Records:
########

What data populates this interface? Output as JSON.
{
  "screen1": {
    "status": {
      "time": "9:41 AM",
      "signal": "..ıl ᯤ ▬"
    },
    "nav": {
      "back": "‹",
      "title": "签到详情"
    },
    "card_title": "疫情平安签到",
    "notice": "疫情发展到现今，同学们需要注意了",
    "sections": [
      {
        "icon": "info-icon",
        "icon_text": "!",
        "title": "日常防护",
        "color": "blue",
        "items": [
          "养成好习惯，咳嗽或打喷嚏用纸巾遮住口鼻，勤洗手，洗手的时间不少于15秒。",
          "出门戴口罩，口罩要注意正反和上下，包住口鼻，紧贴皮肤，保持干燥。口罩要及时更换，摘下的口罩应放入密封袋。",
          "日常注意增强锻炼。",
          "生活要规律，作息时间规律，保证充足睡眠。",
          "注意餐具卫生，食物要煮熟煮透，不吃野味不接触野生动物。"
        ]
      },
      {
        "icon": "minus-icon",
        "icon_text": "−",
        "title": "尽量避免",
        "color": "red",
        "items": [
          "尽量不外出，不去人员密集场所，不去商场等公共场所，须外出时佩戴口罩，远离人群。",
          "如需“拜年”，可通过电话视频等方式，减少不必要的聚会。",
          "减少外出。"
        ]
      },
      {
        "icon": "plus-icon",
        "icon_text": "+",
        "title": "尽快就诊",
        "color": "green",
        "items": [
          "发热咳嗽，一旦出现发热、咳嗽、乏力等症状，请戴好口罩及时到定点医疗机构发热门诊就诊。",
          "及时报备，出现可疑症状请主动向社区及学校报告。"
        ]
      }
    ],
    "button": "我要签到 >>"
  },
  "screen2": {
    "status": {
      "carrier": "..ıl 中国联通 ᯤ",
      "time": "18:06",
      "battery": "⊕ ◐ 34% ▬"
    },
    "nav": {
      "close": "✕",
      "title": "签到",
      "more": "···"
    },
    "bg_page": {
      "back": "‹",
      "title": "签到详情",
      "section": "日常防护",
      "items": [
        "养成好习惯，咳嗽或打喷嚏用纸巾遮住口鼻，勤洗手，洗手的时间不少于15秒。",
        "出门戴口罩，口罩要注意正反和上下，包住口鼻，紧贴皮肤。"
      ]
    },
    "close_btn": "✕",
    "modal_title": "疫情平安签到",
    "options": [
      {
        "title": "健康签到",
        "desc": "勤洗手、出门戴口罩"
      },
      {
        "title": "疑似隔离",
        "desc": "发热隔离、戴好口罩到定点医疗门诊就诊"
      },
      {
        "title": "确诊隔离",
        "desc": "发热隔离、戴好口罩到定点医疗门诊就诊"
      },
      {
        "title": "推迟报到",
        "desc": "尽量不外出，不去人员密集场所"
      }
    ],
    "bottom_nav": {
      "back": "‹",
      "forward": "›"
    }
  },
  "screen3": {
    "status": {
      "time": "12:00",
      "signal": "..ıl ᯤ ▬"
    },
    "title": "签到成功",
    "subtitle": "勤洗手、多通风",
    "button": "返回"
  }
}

########

Problem requirements
Extract each entry in full, exactly as given.

Result of this exercise
What data populates this interface? Output as JSON.
{
  "screen1": {
    "status": {
      "time": "9:41 AM",
      "signal": "..ıl ᯤ ▬"
    },
    "nav": {
      "back": "‹",
      "title": "签到详情"
    },
    "card_title": "疫情平安签到",
    "notice": "疫情发展到现今，同学们需要注意了",
    "sections": [
      {
        "icon": "info-icon",
        "icon_text": "!",
        "title": "日常防护",
        "color": "blue",
        "items": [
          "养成好习惯，咳嗽或打喷嚏用纸巾遮住口鼻，勤洗手，洗手的时间不少于15秒。",
          "出门戴口罩，口罩要注意正反和上下，包住口鼻，紧贴皮肤，保持干燥。口罩要及时更换，摘下的口罩应放入密封袋。",
          "日常注意增强锻炼。",
          "生活要规律，作息时间规律，保证充足睡眠。",
          "注意餐具卫生，食物要煮熟煮透，不吃野味不接触野生动物。"
        ]
      },
      {
        "icon": "minus-icon",
        "icon_text": "−",
        "title": "尽量避免",
        "color": "red",
        "items": [
          "尽量不外出，不去人员密集场所，不去商场等公共场所，须外出时佩戴口罩，远离人群。",
          "如需“拜年”，可通过电话视频等方式，减少不必要的聚会。",
          "减少外出。"
        ]
      },
      {
        "icon": "plus-icon",
        "icon_text": "+",
        "title": "尽快就诊",
        "color": "green",
        "items": [
          "发热咳嗽，一旦出现发热、咳嗽、乏力等症状，请戴好口罩及时到定点医疗机构发热门诊就诊。",
          "及时报备，出现可疑症状请主动向社区及学校报告。"
        ]
      }
    ],
    "button": "我要签到 >>"
  },
  "screen2": {
    "status": {
      "carrier": "..ıl 中国联通 ᯤ",
      "time": "18:06",
      "battery": "⊕ ◐ 34% ▬"
    },
    "nav": {
      "close": "✕",
      "title": "签到",
      "more": "···"
    },
    "bg_page": {
      "back": "‹",
      "title": "签到详情",
      "section": "日常防护",
      "items": [
        "养成好习惯，咳嗽或打喷嚏用纸巾遮住口鼻，勤洗手，洗手的时间不少于15秒。",
        "出门戴口罩，口罩要注意正反和上下，包住口鼻，紧贴皮肤。"
      ]
    },
    "close_btn": "✕",
    "modal_title": "疫情平安签到",
    "options": [
      {
        "title": "健康签到",
        "desc": "勤洗手、出门戴口罩"
      },
      {
        "title": "疑似隔离",
        "desc": "发热隔离、戴好口罩到定点医疗门诊就诊"
      },
      {
        "title": "确诊隔离",
        "desc": "发热隔离、戴好口罩到定点医疗门诊就诊"
      },
      {
        "title": "推迟报到",
        "desc": "尽量不外出，不去人员密集场所"
      }
    ],
    "bottom_nav": {
      "back": "‹",
      "forward": "›"
    }
  },
  "screen3": {
    "status": {
      "time": "12:00",
      "signal": "..ıl ᯤ ▬"
    },
    "title": "签到成功",
    "subtitle": "勤洗手、多通风",
    "button": "返回"
  }
}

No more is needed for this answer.